──────── Supplied records ────────

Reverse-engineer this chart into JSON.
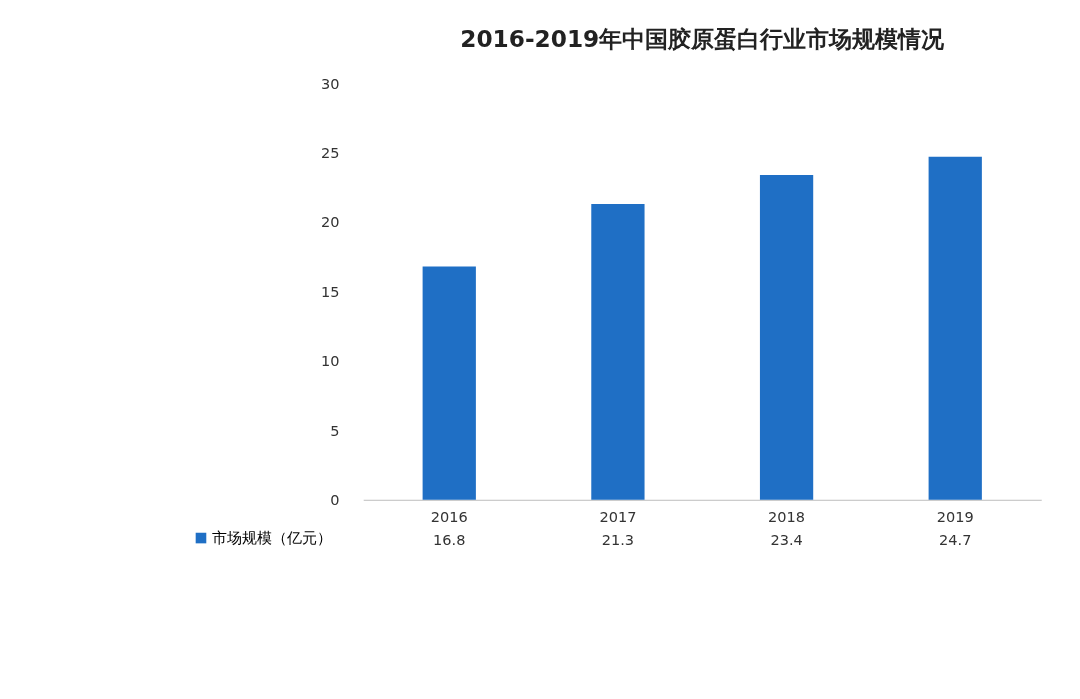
{
  "chart_data": {
    "type": "bar",
    "title": "2016-2019年中国胶原蛋白行业市场规模情况",
    "categories": [
      "2016",
      "2017",
      "2018",
      "2019"
    ],
    "series": [
      {
        "name": "市场规模（亿元）",
        "color": "#1f6fc5",
        "values": [
          16.8,
          21.3,
          23.4,
          24.7
        ]
      }
    ],
    "ylim": [
      0,
      30
    ],
    "yticks": [
      0,
      5,
      10,
      15,
      20,
      25,
      30
    ],
    "grid": false,
    "legend": "bottom left",
    "data_labels": true
  }
}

────────

§ **Problem requirements**: Reproduce the whole listing above word for word, but not its pictures.

§ **Solution for this problem**:
Reverse-engineer this chart into JSON.
{
  "chart_data": {
    "type": "bar",
    "title": "2016-2019年中国胶原蛋白行业市场规模情况",
    "categories": [
      "2016",
      "2017",
      "2018",
      "2019"
    ],
    "series": [
      {
        "name": "市场规模（亿元）",
        "color": "#1f6fc5",
        "values": [
          16.8,
          21.3,
          23.4,
          24.7
        ]
      }
    ],
    "ylim": [
      0,
      30
    ],
    "yticks": [
      0,
      5,
      10,
      15,
      20,
      25,
      30
    ],
    "grid": false,
    "legend": "bottom left",
    "data_labels": true
  }
}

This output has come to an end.